++++ Record set ++++
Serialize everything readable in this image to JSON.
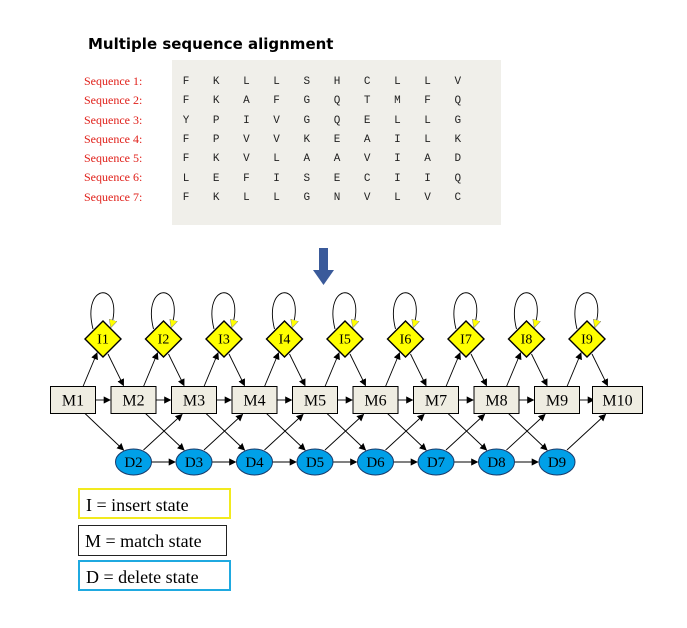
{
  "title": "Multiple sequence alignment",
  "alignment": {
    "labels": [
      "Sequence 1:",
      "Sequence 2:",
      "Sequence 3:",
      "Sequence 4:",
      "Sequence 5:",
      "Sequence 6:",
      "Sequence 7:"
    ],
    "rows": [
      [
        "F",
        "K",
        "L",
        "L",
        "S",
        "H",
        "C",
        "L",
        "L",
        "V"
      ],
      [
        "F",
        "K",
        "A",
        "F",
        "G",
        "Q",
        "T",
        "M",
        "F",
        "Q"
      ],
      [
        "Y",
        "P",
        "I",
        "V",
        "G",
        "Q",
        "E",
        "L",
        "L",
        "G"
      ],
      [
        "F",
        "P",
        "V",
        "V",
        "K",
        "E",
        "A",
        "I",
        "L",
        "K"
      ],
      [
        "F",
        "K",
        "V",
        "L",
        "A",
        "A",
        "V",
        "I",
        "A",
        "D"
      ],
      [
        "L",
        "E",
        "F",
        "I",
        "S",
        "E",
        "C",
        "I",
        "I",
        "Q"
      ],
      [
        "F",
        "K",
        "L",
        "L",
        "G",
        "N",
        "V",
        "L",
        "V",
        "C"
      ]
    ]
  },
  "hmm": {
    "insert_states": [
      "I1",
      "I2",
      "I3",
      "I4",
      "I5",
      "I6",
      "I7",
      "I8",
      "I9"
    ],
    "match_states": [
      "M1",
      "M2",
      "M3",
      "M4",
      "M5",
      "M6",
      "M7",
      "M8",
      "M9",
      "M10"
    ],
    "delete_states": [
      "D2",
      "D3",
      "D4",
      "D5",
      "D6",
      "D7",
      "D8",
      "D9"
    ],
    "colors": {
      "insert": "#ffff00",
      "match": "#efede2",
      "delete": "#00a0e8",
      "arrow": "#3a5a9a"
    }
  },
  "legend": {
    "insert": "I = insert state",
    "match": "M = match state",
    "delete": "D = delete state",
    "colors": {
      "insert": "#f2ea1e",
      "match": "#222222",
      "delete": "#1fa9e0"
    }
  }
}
++++
++++ Record set ++++
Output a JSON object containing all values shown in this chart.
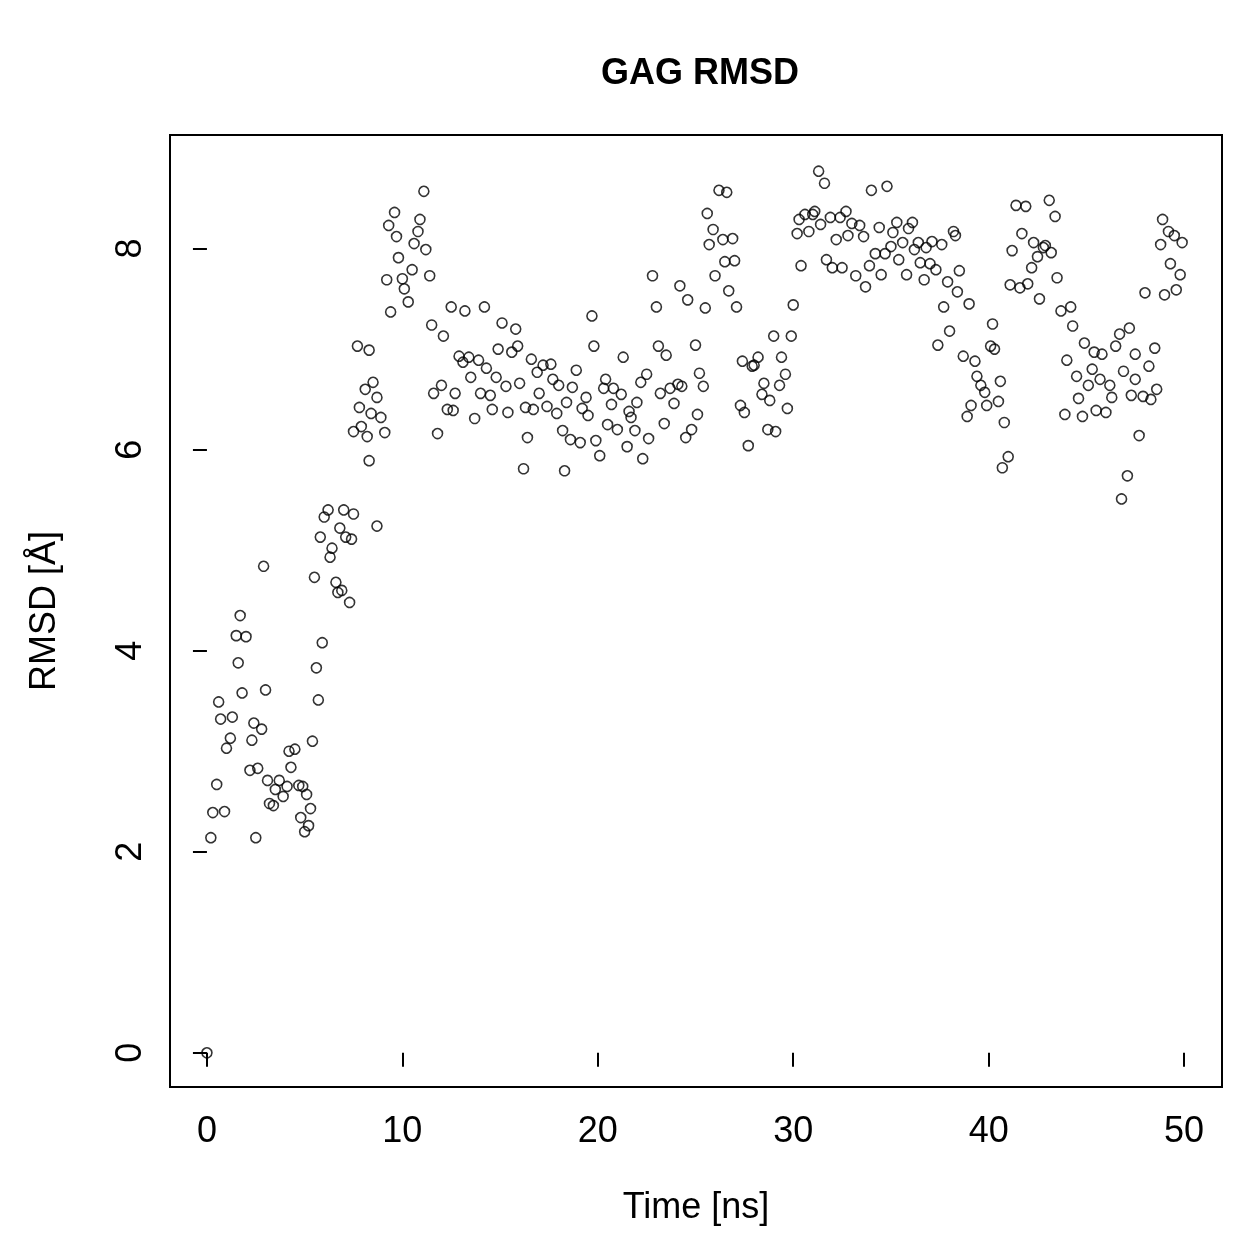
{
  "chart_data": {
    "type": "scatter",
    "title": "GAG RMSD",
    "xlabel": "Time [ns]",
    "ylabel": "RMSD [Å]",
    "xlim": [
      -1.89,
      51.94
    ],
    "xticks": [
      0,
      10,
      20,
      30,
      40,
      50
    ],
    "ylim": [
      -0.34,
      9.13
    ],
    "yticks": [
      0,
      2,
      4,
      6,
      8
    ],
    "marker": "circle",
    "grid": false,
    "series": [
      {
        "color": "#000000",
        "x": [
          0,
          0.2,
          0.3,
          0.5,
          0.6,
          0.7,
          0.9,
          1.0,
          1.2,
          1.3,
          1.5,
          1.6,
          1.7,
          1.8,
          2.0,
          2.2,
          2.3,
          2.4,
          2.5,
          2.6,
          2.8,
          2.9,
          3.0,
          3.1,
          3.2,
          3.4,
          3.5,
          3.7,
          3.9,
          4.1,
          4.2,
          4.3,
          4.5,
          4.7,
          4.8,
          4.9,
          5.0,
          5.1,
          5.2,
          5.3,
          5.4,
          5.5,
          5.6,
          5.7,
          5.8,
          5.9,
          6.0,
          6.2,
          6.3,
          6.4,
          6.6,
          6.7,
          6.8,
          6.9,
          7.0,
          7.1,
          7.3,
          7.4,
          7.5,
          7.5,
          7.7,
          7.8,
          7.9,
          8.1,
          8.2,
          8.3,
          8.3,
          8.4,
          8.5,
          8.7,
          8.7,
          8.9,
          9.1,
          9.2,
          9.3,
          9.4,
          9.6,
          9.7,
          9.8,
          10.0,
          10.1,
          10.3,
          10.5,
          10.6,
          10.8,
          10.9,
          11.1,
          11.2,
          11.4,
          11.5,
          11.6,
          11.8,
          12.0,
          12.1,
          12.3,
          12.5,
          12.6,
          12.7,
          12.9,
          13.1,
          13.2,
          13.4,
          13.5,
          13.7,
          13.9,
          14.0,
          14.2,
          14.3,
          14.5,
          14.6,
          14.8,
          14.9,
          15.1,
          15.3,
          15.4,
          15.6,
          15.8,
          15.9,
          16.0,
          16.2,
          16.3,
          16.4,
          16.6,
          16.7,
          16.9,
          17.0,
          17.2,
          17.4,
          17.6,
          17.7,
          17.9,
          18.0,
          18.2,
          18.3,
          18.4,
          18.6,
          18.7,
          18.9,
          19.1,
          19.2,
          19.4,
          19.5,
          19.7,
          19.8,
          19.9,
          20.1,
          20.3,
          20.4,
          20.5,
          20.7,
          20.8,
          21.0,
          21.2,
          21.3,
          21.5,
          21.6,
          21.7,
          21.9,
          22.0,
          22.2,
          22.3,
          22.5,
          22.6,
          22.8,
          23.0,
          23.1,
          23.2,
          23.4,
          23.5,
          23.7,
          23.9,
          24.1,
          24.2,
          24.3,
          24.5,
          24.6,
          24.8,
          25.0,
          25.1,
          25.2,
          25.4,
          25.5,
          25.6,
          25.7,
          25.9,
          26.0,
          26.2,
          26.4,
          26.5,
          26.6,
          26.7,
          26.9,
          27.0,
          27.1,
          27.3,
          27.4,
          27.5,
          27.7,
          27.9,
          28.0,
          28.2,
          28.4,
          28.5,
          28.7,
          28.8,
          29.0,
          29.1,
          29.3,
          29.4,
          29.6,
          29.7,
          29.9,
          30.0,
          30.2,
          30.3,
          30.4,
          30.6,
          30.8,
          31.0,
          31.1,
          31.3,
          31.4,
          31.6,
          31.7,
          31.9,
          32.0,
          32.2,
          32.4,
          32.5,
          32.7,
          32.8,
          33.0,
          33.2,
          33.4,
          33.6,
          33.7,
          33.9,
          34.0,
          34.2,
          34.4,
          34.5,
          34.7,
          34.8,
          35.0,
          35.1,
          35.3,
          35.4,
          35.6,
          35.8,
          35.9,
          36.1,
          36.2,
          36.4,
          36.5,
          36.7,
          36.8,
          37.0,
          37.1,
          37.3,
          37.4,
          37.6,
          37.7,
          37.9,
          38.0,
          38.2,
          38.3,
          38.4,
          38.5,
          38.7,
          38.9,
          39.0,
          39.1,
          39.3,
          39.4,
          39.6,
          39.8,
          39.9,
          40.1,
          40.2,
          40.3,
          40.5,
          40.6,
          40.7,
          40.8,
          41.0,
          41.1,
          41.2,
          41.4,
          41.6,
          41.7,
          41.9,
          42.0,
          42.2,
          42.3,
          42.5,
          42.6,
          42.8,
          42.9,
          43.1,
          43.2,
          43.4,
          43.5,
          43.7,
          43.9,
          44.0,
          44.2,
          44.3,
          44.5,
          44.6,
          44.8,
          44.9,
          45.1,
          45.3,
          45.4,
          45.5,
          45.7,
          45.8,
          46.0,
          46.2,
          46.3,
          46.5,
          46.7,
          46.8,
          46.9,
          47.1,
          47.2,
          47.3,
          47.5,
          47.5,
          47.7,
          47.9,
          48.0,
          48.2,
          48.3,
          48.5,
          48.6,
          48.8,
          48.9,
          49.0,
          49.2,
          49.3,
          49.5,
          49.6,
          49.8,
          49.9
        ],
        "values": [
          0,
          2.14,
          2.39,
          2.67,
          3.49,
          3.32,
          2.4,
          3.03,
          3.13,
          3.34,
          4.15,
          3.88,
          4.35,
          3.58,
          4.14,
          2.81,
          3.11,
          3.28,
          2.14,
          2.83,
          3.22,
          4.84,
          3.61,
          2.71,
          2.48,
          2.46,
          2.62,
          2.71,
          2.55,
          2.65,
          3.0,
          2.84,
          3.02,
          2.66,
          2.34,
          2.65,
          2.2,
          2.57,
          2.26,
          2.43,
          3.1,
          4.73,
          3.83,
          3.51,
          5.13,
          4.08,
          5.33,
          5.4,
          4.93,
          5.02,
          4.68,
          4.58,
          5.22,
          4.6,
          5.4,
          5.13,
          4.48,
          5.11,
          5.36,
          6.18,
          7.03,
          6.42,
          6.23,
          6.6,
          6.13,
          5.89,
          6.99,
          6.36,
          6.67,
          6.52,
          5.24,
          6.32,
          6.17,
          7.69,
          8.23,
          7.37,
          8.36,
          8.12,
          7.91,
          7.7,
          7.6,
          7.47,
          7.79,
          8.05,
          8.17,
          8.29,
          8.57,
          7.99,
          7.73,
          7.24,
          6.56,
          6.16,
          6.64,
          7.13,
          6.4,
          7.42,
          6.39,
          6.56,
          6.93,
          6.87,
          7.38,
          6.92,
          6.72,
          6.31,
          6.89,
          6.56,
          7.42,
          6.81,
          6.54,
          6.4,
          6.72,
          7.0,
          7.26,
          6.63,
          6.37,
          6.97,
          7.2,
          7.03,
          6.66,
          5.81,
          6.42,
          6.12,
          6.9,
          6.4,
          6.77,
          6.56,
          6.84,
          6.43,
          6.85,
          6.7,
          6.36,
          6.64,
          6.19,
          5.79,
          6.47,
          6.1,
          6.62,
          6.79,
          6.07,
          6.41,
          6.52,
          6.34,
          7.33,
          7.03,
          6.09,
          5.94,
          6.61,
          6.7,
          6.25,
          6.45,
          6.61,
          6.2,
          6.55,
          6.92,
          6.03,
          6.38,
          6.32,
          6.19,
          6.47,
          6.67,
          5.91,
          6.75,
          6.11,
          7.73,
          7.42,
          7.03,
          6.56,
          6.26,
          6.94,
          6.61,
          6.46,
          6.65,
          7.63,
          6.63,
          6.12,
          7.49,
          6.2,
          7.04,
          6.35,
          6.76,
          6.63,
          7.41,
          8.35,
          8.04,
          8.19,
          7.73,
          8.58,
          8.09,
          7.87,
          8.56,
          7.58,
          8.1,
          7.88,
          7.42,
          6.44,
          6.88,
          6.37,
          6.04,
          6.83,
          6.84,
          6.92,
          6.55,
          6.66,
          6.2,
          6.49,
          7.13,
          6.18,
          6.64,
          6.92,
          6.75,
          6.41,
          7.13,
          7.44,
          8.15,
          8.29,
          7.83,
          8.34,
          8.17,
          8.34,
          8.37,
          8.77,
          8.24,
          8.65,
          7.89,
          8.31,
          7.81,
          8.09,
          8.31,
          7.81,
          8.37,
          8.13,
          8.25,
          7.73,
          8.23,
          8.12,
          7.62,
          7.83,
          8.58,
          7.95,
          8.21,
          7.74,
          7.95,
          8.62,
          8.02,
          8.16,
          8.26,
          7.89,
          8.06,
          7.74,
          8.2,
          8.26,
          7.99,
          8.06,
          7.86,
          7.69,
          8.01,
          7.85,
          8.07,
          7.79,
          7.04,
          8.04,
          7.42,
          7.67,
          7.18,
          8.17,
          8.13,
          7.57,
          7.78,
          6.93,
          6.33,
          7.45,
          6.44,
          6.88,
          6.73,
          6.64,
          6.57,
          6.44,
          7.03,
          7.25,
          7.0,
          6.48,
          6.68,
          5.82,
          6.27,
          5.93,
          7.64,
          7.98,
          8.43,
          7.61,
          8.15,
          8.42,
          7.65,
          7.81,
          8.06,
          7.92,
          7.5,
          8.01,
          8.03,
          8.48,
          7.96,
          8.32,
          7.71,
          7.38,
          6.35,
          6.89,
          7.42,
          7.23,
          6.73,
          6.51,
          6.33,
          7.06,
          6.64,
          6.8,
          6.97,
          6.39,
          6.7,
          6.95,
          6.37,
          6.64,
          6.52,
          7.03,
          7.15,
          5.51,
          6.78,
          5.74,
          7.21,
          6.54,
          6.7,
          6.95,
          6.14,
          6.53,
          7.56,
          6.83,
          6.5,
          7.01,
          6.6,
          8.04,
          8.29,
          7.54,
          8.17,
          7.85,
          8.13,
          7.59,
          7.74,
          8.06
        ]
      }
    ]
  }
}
++++
— Exercise aim —
Search the listing for the word "values" and return each line that holds it.

— The output —
Output a JSON object containing all values shown in this chart.
        "values": [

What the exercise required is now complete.